In the records that follow, locate every line with "this" and extract it.
-- BEGIN --
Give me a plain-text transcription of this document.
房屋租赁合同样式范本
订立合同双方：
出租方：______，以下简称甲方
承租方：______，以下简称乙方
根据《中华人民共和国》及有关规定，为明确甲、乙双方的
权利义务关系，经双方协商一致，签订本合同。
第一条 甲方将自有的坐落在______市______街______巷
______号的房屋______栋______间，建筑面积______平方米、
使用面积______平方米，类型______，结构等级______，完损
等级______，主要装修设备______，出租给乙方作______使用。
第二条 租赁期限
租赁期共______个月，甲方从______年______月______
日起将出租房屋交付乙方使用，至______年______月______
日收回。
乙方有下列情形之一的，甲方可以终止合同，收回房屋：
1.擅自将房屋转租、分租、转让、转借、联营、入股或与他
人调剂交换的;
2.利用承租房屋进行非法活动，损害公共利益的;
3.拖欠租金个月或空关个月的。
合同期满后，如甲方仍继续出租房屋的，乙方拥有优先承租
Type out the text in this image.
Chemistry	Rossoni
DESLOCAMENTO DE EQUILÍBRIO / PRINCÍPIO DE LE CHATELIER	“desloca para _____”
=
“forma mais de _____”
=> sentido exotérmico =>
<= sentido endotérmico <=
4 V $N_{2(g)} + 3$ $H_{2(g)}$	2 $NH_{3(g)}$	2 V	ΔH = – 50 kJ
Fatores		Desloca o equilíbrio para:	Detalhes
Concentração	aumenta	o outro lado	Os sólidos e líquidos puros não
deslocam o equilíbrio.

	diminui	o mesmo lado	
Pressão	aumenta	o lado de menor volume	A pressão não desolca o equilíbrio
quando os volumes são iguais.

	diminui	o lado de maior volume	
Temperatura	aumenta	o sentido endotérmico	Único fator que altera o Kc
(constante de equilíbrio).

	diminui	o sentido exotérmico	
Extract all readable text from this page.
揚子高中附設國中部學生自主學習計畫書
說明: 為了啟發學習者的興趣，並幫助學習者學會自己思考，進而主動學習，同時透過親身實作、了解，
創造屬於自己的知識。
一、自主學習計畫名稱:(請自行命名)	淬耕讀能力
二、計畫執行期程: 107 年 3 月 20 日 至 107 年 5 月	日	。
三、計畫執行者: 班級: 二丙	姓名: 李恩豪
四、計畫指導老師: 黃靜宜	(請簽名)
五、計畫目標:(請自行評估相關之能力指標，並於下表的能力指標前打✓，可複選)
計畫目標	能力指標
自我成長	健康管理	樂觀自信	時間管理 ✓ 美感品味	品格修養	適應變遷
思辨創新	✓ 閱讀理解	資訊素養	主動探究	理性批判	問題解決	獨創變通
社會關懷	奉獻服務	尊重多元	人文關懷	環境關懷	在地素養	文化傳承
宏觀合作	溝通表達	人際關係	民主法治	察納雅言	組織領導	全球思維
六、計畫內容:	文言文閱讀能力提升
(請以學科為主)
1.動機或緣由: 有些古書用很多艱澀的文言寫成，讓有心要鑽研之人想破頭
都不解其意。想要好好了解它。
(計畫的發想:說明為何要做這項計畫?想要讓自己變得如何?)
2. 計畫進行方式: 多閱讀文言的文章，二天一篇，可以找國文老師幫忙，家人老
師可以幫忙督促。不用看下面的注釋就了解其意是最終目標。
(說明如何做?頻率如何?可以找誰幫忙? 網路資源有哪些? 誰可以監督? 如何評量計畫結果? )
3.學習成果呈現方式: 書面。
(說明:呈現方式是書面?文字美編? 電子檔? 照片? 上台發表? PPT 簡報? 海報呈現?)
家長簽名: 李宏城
-- END --
Task solution:
Give me a plain-text transcription of this document.
Type out the text in this image.
Extract all readable text from this page.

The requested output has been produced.